**Available data:**
----

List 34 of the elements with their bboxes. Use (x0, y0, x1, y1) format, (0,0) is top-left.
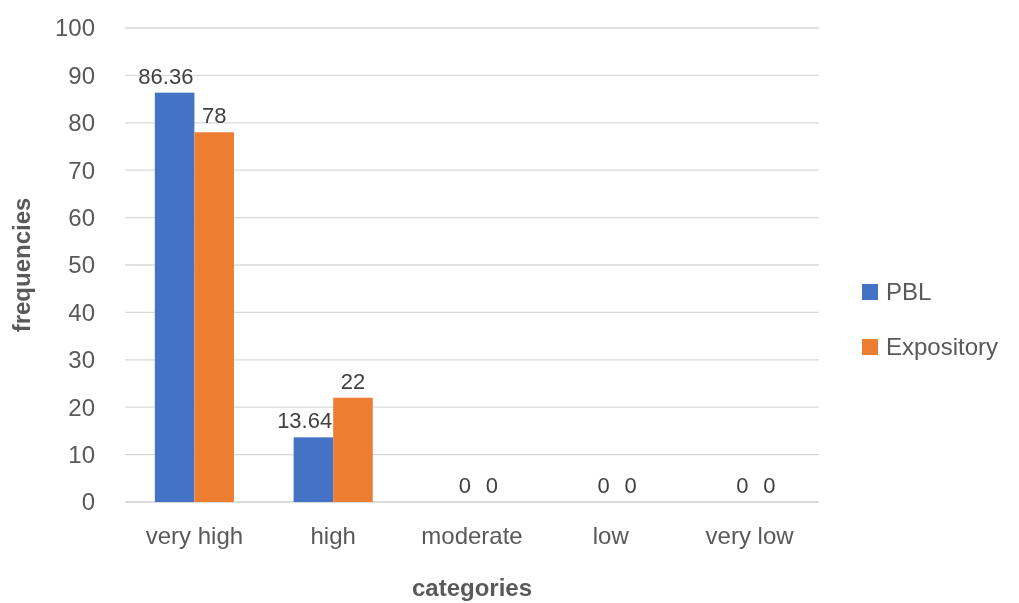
x-tick-label: low (592, 522, 630, 549)
y-axis-title: frequencies (8, 197, 35, 333)
x-axis-title: categories (411, 574, 533, 601)
y-tick-label: 90 (68, 61, 95, 89)
y-tick-label: 80 (68, 109, 95, 137)
y-tick-label: 50 (68, 251, 95, 279)
data-label: 78 (201, 103, 227, 129)
y-tick-label: 70 (68, 156, 95, 184)
data-label: 22 (340, 368, 366, 394)
data-label: 0 (624, 473, 637, 498)
x-tick-label: high (310, 522, 356, 549)
data-label: 0 (763, 473, 776, 498)
y-tick-label: 40 (68, 298, 95, 326)
legend-label: Expository (886, 333, 999, 361)
y-tick-label: 30 (68, 346, 95, 374)
y-tick-label: 0 (81, 488, 95, 516)
data-label: 13.64 (277, 408, 333, 434)
bar (293, 437, 334, 502)
y-tick-label: 100 (54, 14, 95, 42)
y-tick-label: 20 (68, 393, 95, 421)
data-label: 0 (736, 473, 749, 498)
y-tick-label: 60 (68, 204, 95, 231)
data-label: 0 (597, 473, 610, 498)
bar (333, 397, 373, 502)
legend-label: PBL (886, 278, 932, 306)
x-tick-label: very high (145, 522, 244, 549)
data-label: 0 (485, 473, 498, 498)
y-tick-label: 10 (68, 441, 95, 468)
data-label: 0 (458, 473, 471, 498)
x-tick-label: moderate (421, 522, 523, 549)
bar (194, 132, 234, 502)
data-label: 86.36 (138, 63, 194, 89)
x-tick-label: very low (705, 522, 795, 549)
bar (154, 92, 195, 502)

----

**Set problem:** Format the stretch of data above, from the line containing "x-tick-label: low (592, 522, 630, 549)" through the line containing "x-tick-label: high (310, 522, 356, 549)" (both included), as a numbered list, omitting any blank lines.

**Full solution:**
1. x-tick-label: low (592, 522, 630, 549)
2. y-axis-title: frequencies (8, 197, 35, 333)
3. x-axis-title: categories (411, 574, 533, 601)
4. y-tick-label: 90 (68, 61, 95, 89)
5. y-tick-label: 80 (68, 109, 95, 137)
6. y-tick-label: 50 (68, 251, 95, 279)
7. data-label: 78 (201, 103, 227, 129)
8. y-tick-label: 70 (68, 156, 95, 184)
9. data-label: 22 (340, 368, 366, 394)
10. data-label: 0 (624, 473, 637, 498)
11. x-tick-label: high (310, 522, 356, 549)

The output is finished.